[Stored data entries]
^^^^^^^^^^^^^^^^

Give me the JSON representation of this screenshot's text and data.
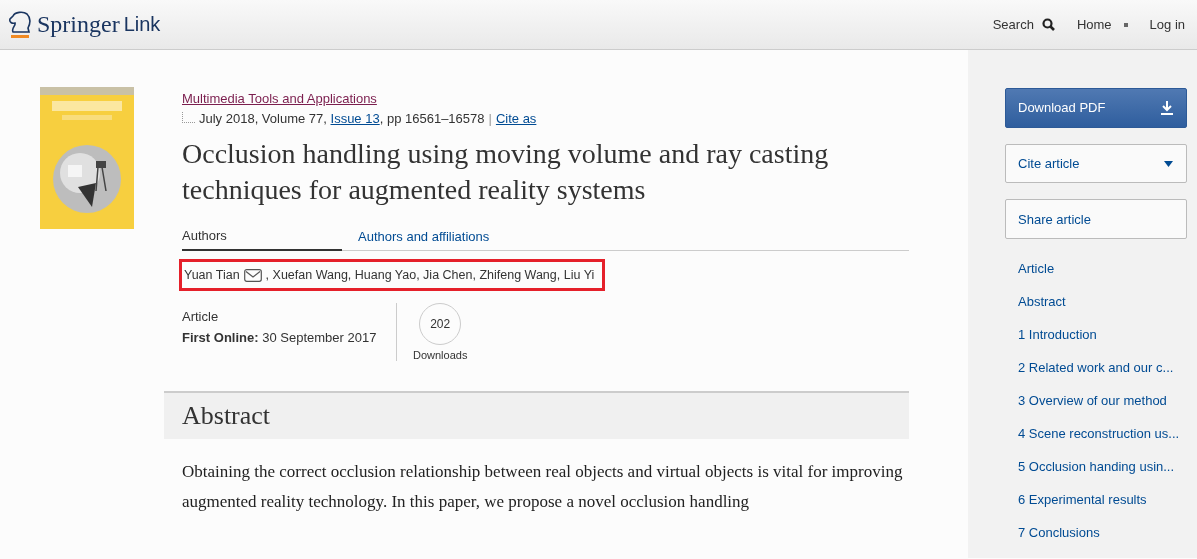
{
  "header": {
    "logo_word_1": "Springer",
    "logo_word_2": "Link",
    "nav": [
      {
        "label": "Search",
        "kind": "search"
      },
      {
        "label": "Home",
        "kind": "link"
      },
      {
        "label": "Log in",
        "kind": "link"
      }
    ]
  },
  "journal": {
    "name": "Multimedia Tools and Applications",
    "date_volume": "July 2018, Volume 77, ",
    "issue": "Issue 13",
    "pages": ", pp 16561–16578",
    "separator": "|",
    "cite_as": "Cite as"
  },
  "title": "Occlusion handling using moving volume and ray casting techniques for augmented reality systems",
  "tabs": [
    {
      "label": "Authors",
      "selected": true
    },
    {
      "label": "Authors and affiliations",
      "selected": false
    }
  ],
  "authors": {
    "highlighted": true,
    "first": "Yuan Tian",
    "rest": ", Xuefan Wang, Huang Yao, Jia Chen, Zhifeng Wang, Liu Yi"
  },
  "meta": {
    "type": "Article",
    "first_online_label": "First Online:",
    "first_online": "30 September 2017",
    "downloads": "202",
    "downloads_label": "Downloads"
  },
  "abstract": {
    "heading": "Abstract",
    "text": "Obtaining the correct occlusion relationship between real objects and virtual objects is vital for improving augmented reality technology. In this paper, we propose a novel occlusion handling"
  },
  "sidebar": {
    "buttons": [
      {
        "label": "Download PDF",
        "kind": "primary"
      },
      {
        "label": "Cite article",
        "kind": "dropdown"
      },
      {
        "label": "Share article",
        "kind": "plain"
      }
    ],
    "toc": [
      "Article",
      "Abstract",
      "1 Introduction",
      "2 Related work and our c...",
      "3 Overview of our method",
      "4 Scene reconstruction us...",
      "5 Occlusion handing usin...",
      "6 Experimental results",
      "7 Conclusions"
    ]
  }
}
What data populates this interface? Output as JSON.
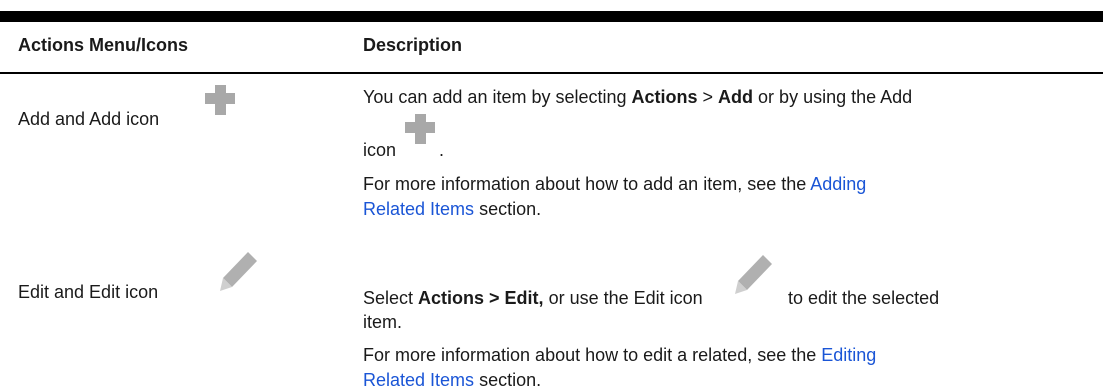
{
  "table": {
    "headers": [
      "Actions Menu/Icons",
      "Description"
    ],
    "rows": [
      {
        "action": "Add and Add icon",
        "icon": "plus-icon",
        "desc1_pre": "You can add an item by selecting ",
        "desc1_b1": "Actions",
        "desc1_mid": " > ",
        "desc1_b2": "Add",
        "desc1_post": " or by using the Add",
        "desc1_line2": "icon",
        "desc1_end": ".",
        "desc2_pre": "For more information about how to add an item, see the ",
        "desc2_link1": "Adding",
        "desc2_link2": "Related Items",
        "desc2_post": " section."
      },
      {
        "action": "Edit and Edit icon",
        "icon": "pencil-icon",
        "desc1_pre": "Select ",
        "desc1_b": "Actions > Edit,",
        "desc1_mid": " or use the Edit icon",
        "desc1_post": "to edit the selected",
        "desc1_line2": "item.",
        "desc2_pre": "For more information about how to edit a related, see the ",
        "desc2_link1": "Editing",
        "desc2_link2": "Related Items",
        "desc2_post": " section."
      }
    ]
  },
  "colors": {
    "link": "#1a55d6",
    "icon": "#a8a8a8",
    "rule": "#000000"
  }
}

^^^^^^^^^^^^^^^^

Pictures are excluded; repeat every record exactly.

The answer:
Give me the JSON representation of this screenshot's text and data.
{
  "header": {
    "logo_word_1": "Springer",
    "logo_word_2": "Link",
    "nav": [
      {
        "label": "Search",
        "kind": "search"
      },
      {
        "label": "Home",
        "kind": "link"
      },
      {
        "label": "Log in",
        "kind": "link"
      }
    ]
  },
  "journal": {
    "name": "Multimedia Tools and Applications",
    "date_volume": "July 2018, Volume 77, ",
    "issue": "Issue 13",
    "pages": ", pp 16561–16578",
    "separator": "|",
    "cite_as": "Cite as"
  },
  "title": "Occlusion handling using moving volume and ray casting techniques for augmented reality systems",
  "tabs": [
    {
      "label": "Authors",
      "selected": true
    },
    {
      "label": "Authors and affiliations",
      "selected": false
    }
  ],
  "authors": {
    "highlighted": true,
    "first": "Yuan Tian",
    "rest": ", Xuefan Wang, Huang Yao, Jia Chen, Zhifeng Wang, Liu Yi"
  },
  "meta": {
    "type": "Article",
    "first_online_label": "First Online:",
    "first_online": "30 September 2017",
    "downloads": "202",
    "downloads_label": "Downloads"
  },
  "abstract": {
    "heading": "Abstract",
    "text": "Obtaining the correct occlusion relationship between real objects and virtual objects is vital for improving augmented reality technology. In this paper, we propose a novel occlusion handling"
  },
  "sidebar": {
    "buttons": [
      {
        "label": "Download PDF",
        "kind": "primary"
      },
      {
        "label": "Cite article",
        "kind": "dropdown"
      },
      {
        "label": "Share article",
        "kind": "plain"
      }
    ],
    "toc": [
      "Article",
      "Abstract",
      "1 Introduction",
      "2 Related work and our c...",
      "3 Overview of our method",
      "4 Scene reconstruction us...",
      "5 Occlusion handing usin...",
      "6 Experimental results",
      "7 Conclusions"
    ]
  }
}
What data populates this interface? Output as JSON.
{
  "table": {
    "headers": [
      "Actions Menu/Icons",
      "Description"
    ],
    "rows": [
      {
        "action": "Add and Add icon",
        "icon": "plus-icon",
        "desc1_pre": "You can add an item by selecting ",
        "desc1_b1": "Actions",
        "desc1_mid": " > ",
        "desc1_b2": "Add",
        "desc1_post": " or by using the Add",
        "desc1_line2": "icon",
        "desc1_end": ".",
        "desc2_pre": "For more information about how to add an item, see the ",
        "desc2_link1": "Adding",
        "desc2_link2": "Related Items",
        "desc2_post": " section."
      },
      {
        "action": "Edit and Edit icon",
        "icon": "pencil-icon",
        "desc1_pre": "Select ",
        "desc1_b": "Actions > Edit,",
        "desc1_mid": " or use the Edit icon",
        "desc1_post": "to edit the selected",
        "desc1_line2": "item.",
        "desc2_pre": "For more information about how to edit a related, see the ",
        "desc2_link1": "Editing",
        "desc2_link2": "Related Items",
        "desc2_post": " section."
      }
    ]
  },
  "colors": {
    "link": "#1a55d6",
    "icon": "#a8a8a8",
    "rule": "#000000"
  }
}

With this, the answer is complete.